[Dataset items]
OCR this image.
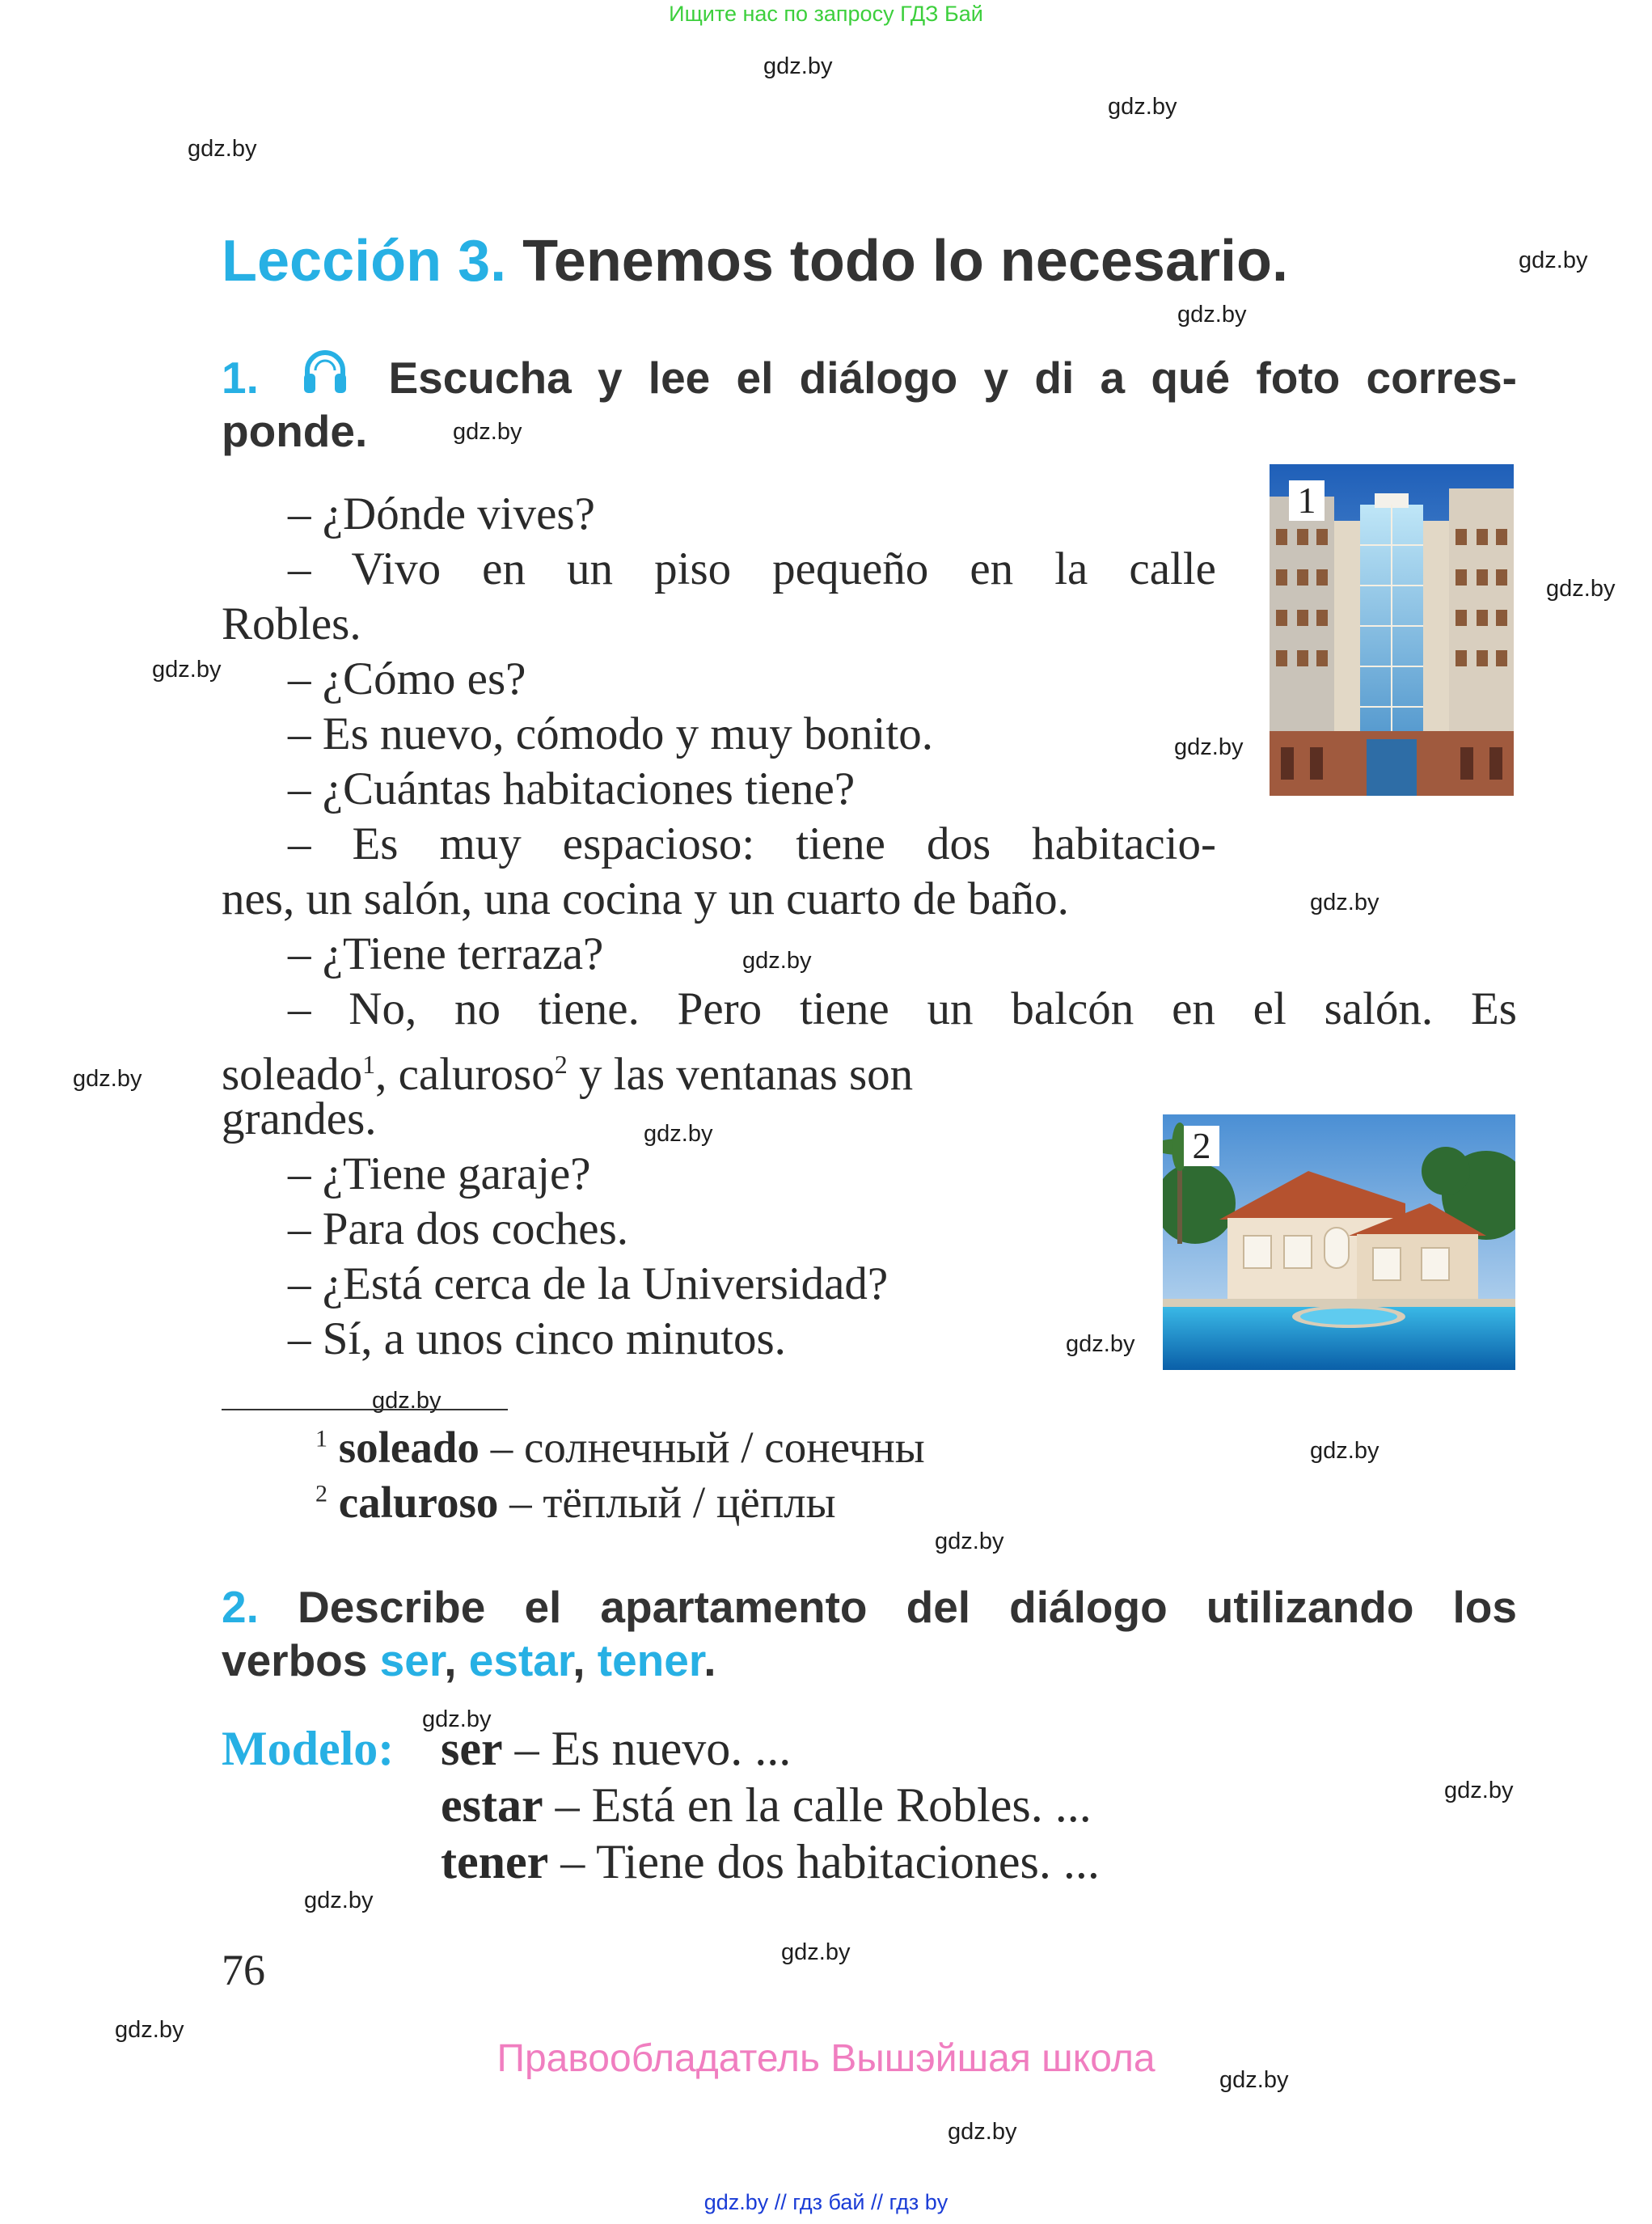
Ищите нас по запросу ГДЗ Бай
gdz.by
gdz.by
gdz.by
gdz.by
gdz.by
gdz.by
gdz.by
gdz.by
gdz.by
gdz.by
gdz.by
gdz.by
gdz.by
gdz.by
gdz.by
gdz.by
gdz.by
gdz.by
gdz.by
gdz.by
gdz.by
gdz.by
gdz.by
gdz.by
Lección 3. Tenemos todo lo necesario.
1.	Escucha y lee el diálogo y di a qué foto corres-
ponde.
– ¿Dónde vives?
– Vivo en un piso pequeño en la calle
Robles.
– ¿Cómo es?
– Es nuevo, cómodo y muy bonito.
– ¿Cuántas habitaciones tiene?
– Es muy espacioso: tiene dos habitacio-
nes, un salón, una cocina y un cuarto de baño.
– ¿Tiene terraza?
– No, no tiene. Pero tiene un balcón en el salón. Es
soleado$^1$, caluroso$^2$ y las ventanas son
grandes.
– ¿Tiene garaje?
– Para dos coches.
– ¿Está cerca de la Universidad?
– Sí, a unos cinco minutos.
1
2
$^1$ soleado – солнечный / сонечны
$^2$ caluroso – тёплый / цёплы
2. Describe el apartamento del diálogo utilizando los
verbos ser, estar, tener.
Modelo: ser – Es nuevo. ...
estar – Está en la calle Robles. ...
tener – Tiene dos habitaciones. ...
76
Правообладатель Вышэйшая школа
gdz.by // гдз бай // гдз by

Brief: Set down the material above as is, without any pictures.

Task response:
OCR this image.
Ищите нас по запросу ГДЗ Бай
gdz.by
gdz.by
gdz.by
gdz.by
gdz.by
gdz.by
gdz.by
gdz.by
gdz.by
gdz.by
gdz.by
gdz.by
gdz.by
gdz.by
gdz.by
gdz.by
gdz.by
gdz.by
gdz.by
gdz.by
gdz.by
gdz.by
gdz.by
gdz.by
Lección 3. Tenemos todo lo necesario.
1.	Escucha y lee el diálogo y di a qué foto corres-
ponde.
– ¿Dónde vives?
– Vivo en un piso pequeño en la calle
Robles.
– ¿Cómo es?
– Es nuevo, cómodo y muy bonito.
– ¿Cuántas habitaciones tiene?
– Es muy espacioso: tiene dos habitacio-
nes, un salón, una cocina y un cuarto de baño.
– ¿Tiene terraza?
– No, no tiene. Pero tiene un balcón en el salón. Es
soleado$^1$, caluroso$^2$ y las ventanas son
grandes.
– ¿Tiene garaje?
– Para dos coches.
– ¿Está cerca de la Universidad?
– Sí, a unos cinco minutos.
1
2
$^1$ soleado – солнечный / сонечны
$^2$ caluroso – тёплый / цёплы
2. Describe el apartamento del diálogo utilizando los
verbos ser, estar, tener.
Modelo: ser – Es nuevo. ...
estar – Está en la calle Robles. ...
tener – Tiene dos habitaciones. ...
76
Правообладатель Вышэйшая школа
gdz.by // гдз бай // гдз by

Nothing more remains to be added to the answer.